━━ Records to process ━━
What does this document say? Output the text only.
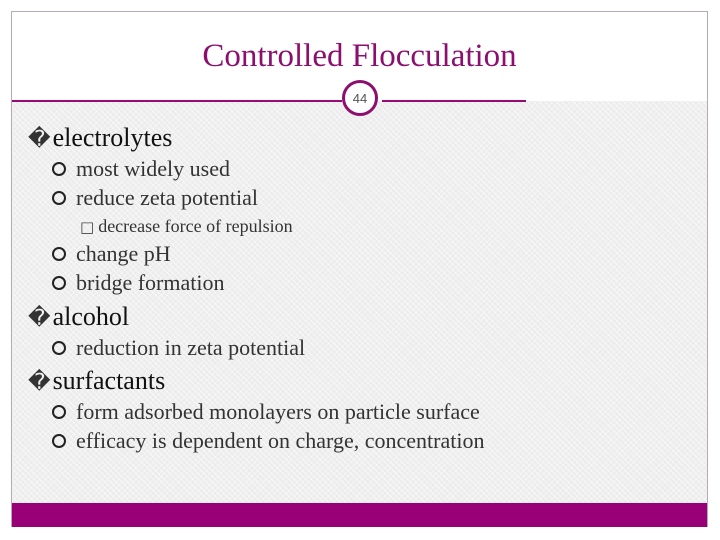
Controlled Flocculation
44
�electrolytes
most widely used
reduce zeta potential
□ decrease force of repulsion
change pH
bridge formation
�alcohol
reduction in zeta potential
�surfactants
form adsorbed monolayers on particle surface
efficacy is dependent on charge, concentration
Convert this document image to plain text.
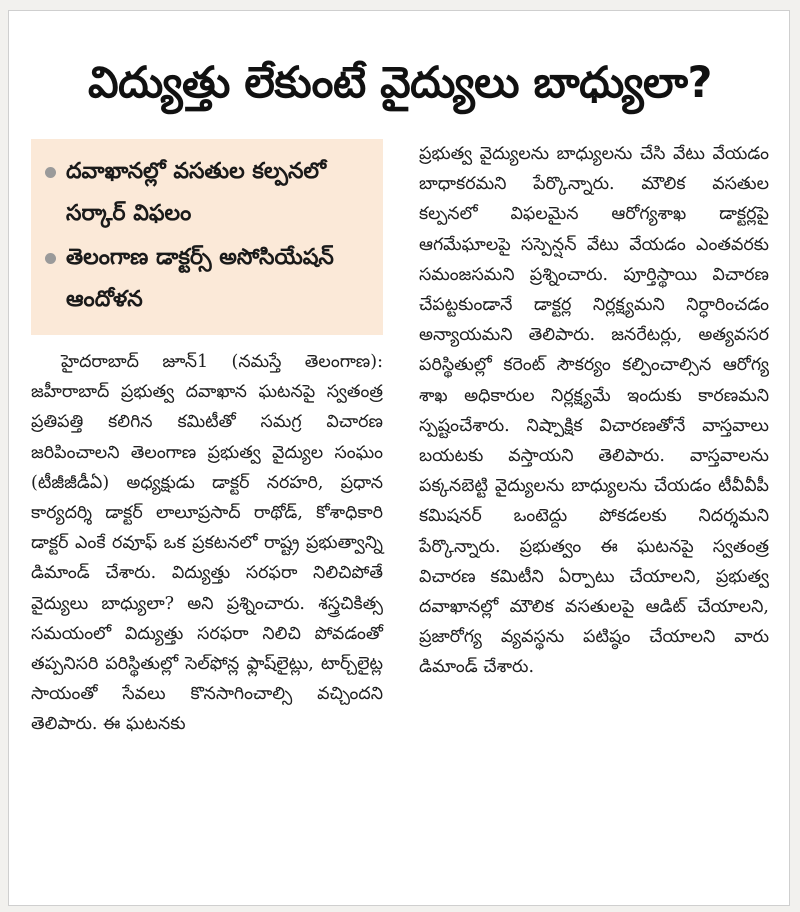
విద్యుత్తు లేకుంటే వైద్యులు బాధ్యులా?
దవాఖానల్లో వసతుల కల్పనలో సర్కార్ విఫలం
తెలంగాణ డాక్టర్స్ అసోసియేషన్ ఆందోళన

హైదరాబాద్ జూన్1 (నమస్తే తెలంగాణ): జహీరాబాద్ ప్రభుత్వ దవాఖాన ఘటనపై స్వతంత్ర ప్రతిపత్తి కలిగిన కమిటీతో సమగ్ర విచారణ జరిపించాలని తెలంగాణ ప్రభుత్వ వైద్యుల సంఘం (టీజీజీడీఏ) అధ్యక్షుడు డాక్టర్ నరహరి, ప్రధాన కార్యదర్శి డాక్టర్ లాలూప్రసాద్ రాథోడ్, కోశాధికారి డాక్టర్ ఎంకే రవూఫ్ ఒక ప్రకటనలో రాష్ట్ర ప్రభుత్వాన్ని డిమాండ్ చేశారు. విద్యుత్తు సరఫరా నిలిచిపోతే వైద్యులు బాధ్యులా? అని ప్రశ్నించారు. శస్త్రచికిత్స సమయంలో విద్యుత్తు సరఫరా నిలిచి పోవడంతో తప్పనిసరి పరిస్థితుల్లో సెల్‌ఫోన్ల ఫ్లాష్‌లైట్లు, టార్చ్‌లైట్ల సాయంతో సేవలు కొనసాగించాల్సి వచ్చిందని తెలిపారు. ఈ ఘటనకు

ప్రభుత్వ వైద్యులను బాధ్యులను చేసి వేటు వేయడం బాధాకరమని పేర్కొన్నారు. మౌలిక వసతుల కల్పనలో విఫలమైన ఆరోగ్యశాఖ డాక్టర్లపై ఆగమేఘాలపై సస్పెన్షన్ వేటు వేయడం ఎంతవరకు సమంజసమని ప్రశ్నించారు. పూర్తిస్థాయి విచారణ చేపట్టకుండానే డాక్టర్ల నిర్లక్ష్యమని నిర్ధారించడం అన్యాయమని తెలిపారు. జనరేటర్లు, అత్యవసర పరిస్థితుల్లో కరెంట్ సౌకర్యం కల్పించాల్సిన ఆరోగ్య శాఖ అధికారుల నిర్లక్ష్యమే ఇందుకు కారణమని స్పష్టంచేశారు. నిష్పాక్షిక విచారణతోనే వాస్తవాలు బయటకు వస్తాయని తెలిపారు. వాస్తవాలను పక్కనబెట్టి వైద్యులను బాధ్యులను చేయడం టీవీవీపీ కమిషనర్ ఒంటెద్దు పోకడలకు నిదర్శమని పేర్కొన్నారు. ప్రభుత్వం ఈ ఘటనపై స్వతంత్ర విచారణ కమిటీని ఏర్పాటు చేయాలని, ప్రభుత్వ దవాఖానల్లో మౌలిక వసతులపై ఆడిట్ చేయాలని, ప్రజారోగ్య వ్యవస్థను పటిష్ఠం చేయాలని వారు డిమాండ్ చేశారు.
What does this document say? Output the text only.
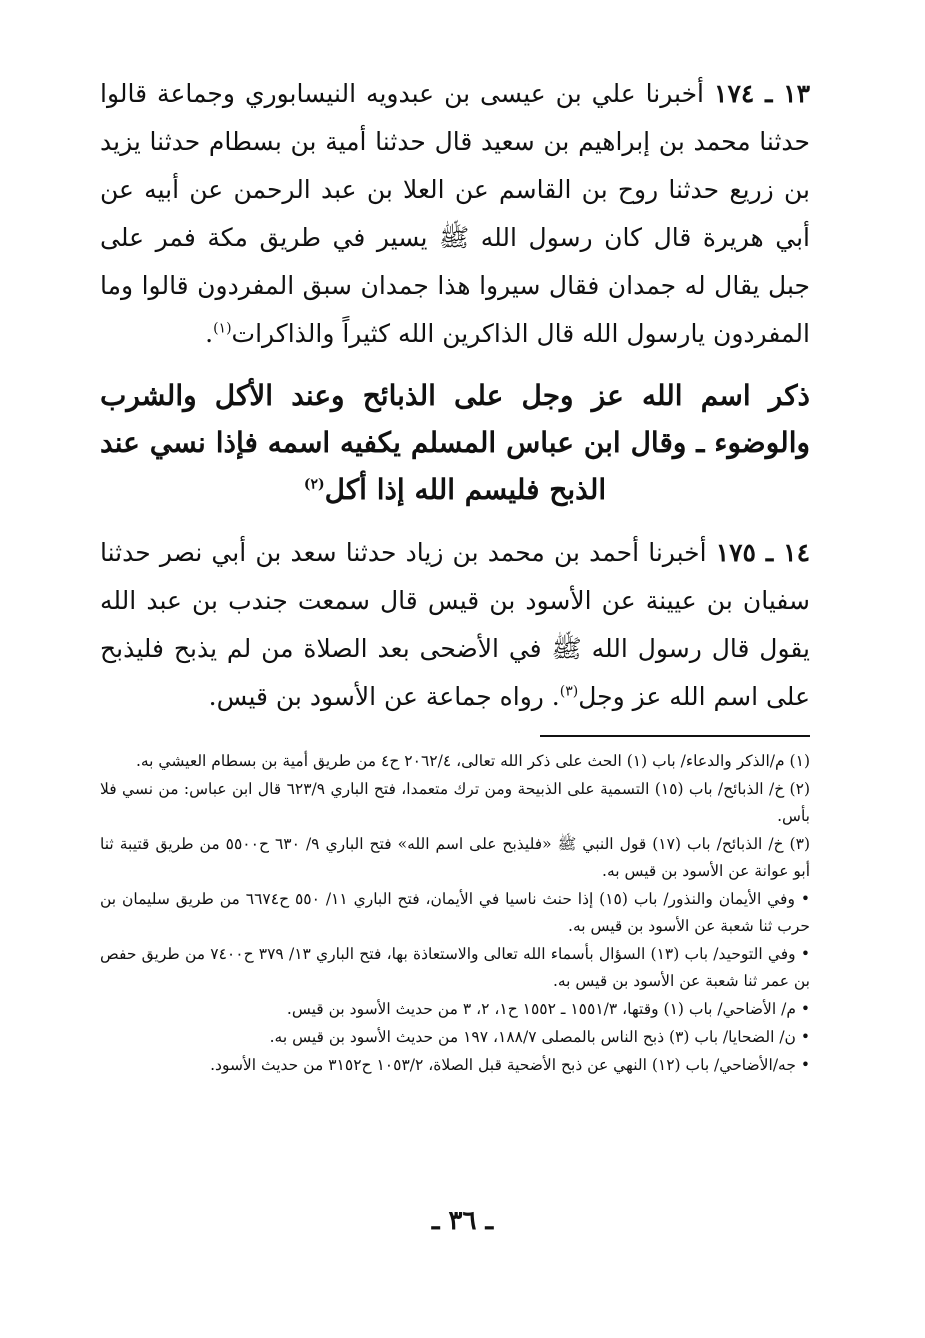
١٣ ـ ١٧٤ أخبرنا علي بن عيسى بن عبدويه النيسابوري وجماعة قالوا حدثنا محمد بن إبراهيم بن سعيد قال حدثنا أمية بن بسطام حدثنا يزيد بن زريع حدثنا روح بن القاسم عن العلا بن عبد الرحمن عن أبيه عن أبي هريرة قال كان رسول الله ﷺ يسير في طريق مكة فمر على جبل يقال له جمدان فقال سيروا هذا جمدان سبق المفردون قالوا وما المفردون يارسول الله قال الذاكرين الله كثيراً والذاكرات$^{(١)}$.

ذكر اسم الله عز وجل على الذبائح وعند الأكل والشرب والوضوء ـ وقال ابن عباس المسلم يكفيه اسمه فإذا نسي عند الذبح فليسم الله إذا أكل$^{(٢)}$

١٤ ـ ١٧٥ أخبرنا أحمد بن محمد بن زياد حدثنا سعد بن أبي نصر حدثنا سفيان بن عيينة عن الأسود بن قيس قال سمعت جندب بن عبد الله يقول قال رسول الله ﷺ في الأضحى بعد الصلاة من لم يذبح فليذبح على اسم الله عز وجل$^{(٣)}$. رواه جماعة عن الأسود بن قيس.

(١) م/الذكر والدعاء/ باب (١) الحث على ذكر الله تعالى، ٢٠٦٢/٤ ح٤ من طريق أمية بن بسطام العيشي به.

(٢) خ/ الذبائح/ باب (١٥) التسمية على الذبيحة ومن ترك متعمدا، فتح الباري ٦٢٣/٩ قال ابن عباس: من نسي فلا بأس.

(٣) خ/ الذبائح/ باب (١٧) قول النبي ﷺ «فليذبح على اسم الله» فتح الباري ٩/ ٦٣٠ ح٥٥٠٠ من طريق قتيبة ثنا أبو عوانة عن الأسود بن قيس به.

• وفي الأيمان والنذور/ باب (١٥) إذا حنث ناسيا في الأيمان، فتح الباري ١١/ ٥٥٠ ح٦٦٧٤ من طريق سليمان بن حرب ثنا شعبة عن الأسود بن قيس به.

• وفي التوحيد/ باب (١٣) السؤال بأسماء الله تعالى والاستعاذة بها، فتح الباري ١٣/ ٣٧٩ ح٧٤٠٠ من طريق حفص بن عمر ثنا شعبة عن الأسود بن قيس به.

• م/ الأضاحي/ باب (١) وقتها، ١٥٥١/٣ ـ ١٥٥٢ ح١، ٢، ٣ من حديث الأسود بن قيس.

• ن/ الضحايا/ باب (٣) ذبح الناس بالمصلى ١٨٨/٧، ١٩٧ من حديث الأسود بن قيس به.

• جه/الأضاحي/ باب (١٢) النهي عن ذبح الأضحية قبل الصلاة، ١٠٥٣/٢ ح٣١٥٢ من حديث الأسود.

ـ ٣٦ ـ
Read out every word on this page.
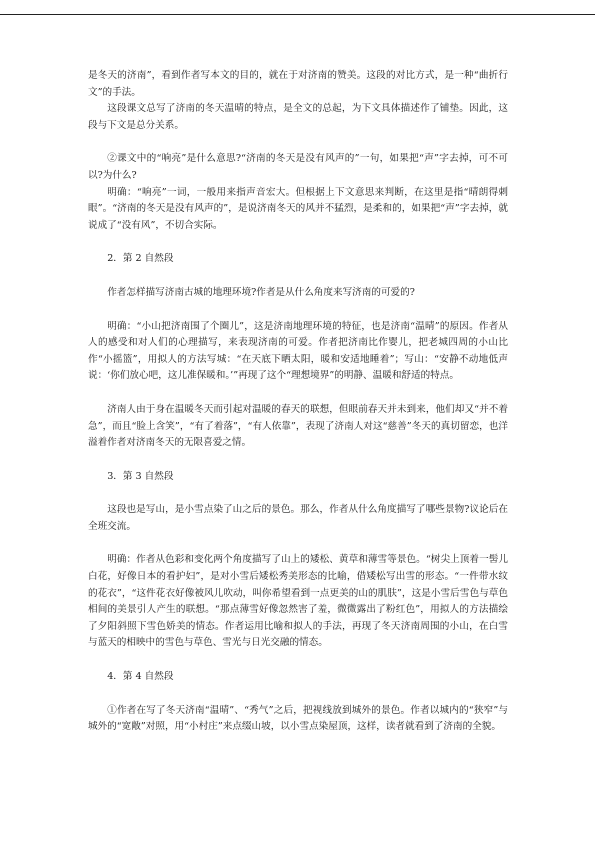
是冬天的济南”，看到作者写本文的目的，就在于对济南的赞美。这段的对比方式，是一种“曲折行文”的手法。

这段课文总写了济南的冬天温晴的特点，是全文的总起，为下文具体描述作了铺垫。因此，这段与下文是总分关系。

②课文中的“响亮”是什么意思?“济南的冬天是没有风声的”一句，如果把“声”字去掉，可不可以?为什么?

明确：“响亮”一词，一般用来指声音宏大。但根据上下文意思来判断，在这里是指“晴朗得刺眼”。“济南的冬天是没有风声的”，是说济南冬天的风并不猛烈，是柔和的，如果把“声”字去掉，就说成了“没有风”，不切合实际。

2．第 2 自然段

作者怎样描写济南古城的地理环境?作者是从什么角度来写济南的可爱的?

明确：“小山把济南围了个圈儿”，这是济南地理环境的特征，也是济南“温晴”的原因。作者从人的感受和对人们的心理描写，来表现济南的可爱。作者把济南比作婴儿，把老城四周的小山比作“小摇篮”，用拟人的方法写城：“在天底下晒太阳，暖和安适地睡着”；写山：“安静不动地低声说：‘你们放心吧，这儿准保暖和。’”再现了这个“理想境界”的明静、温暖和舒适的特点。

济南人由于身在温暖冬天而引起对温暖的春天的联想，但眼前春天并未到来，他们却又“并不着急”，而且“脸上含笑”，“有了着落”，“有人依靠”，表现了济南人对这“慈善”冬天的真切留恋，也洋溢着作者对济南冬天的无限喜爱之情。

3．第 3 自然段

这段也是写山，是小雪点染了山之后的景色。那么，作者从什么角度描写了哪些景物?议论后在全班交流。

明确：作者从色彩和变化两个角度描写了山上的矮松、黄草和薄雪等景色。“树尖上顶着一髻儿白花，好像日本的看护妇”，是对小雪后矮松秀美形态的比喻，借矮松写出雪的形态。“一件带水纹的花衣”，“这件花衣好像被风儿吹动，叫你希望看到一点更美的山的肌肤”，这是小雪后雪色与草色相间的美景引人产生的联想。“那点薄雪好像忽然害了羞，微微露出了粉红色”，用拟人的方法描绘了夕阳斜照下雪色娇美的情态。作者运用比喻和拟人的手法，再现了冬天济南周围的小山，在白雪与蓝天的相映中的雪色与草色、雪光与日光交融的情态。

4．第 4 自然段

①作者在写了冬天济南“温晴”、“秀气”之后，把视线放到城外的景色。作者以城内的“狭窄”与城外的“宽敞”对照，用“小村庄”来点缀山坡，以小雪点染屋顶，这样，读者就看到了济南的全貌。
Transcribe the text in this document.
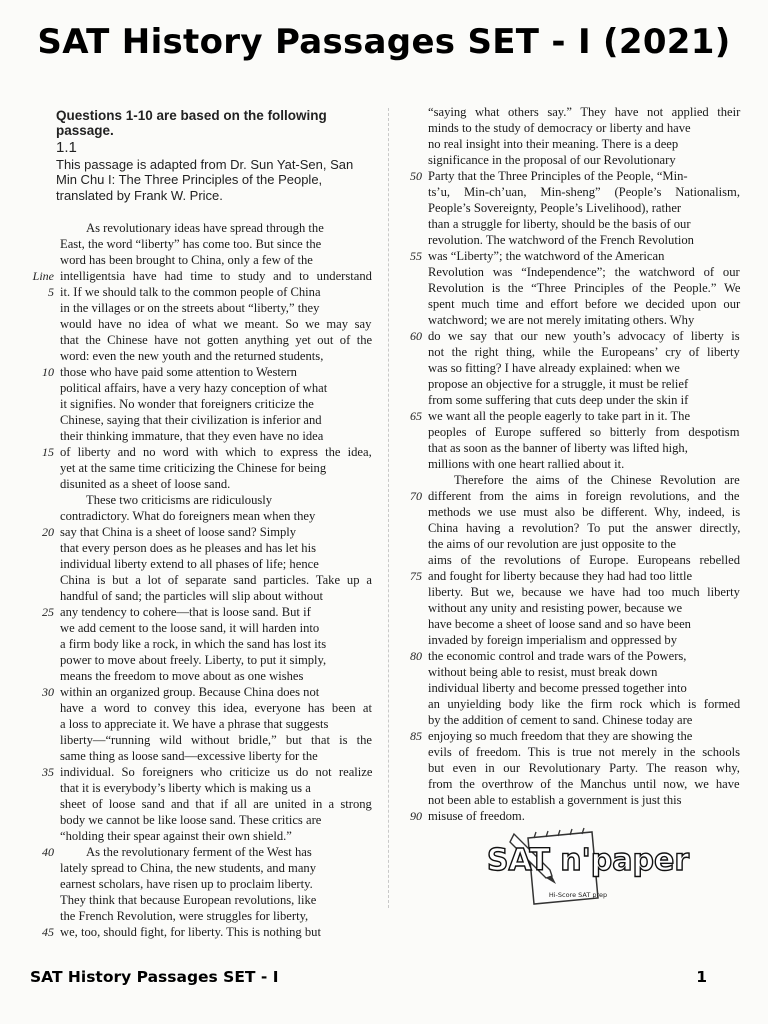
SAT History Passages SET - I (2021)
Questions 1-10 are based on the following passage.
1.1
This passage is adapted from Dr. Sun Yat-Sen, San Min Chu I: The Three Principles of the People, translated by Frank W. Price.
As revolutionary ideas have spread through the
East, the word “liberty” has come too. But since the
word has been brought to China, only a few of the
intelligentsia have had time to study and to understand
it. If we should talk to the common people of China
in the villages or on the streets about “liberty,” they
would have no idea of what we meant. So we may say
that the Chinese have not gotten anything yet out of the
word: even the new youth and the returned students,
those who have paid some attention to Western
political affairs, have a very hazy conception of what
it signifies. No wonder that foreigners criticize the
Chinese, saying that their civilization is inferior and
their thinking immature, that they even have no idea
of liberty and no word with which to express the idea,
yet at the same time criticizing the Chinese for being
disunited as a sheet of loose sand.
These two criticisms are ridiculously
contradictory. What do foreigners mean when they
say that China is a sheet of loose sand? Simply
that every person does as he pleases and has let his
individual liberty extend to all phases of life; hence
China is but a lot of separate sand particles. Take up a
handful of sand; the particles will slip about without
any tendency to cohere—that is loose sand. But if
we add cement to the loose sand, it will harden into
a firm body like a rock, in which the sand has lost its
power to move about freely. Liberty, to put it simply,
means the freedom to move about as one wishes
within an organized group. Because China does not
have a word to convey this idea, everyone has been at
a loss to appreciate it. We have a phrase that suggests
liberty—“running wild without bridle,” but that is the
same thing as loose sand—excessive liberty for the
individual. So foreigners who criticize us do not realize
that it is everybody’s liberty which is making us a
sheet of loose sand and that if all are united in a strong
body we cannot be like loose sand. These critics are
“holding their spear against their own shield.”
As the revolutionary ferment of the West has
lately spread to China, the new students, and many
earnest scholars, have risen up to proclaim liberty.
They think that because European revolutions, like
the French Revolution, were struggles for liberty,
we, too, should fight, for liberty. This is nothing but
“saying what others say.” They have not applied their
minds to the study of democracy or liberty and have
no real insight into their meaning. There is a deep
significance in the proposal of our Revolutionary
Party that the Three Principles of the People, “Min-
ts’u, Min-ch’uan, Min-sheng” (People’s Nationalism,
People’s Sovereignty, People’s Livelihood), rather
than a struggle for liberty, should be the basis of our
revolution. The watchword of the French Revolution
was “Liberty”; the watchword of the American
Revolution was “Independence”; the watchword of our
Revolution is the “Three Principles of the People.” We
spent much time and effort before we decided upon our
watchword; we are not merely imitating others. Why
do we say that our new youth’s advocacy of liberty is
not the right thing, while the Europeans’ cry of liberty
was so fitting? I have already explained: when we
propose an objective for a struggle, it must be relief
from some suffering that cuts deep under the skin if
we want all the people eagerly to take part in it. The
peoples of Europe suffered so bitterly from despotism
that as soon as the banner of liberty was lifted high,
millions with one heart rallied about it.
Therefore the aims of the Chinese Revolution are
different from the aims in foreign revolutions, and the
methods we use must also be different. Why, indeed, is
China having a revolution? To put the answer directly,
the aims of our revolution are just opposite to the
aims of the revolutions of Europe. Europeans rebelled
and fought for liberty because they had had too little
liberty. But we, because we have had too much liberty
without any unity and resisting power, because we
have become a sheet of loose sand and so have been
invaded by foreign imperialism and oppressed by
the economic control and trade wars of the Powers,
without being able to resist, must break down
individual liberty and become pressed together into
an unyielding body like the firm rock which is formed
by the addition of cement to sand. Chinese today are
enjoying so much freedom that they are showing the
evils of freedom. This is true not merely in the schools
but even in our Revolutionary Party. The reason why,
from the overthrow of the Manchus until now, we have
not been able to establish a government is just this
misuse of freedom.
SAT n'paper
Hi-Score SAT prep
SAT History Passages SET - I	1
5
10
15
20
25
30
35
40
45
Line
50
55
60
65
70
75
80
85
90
━━━
Your goal:
Where a line holds "like", copy it out.

Answer for the task:
a firm body like a rock, in which the sand has lost its
body we cannot be like loose sand. These critics are
They think that because European revolutions, like
an unyielding body like the firm rock which is formed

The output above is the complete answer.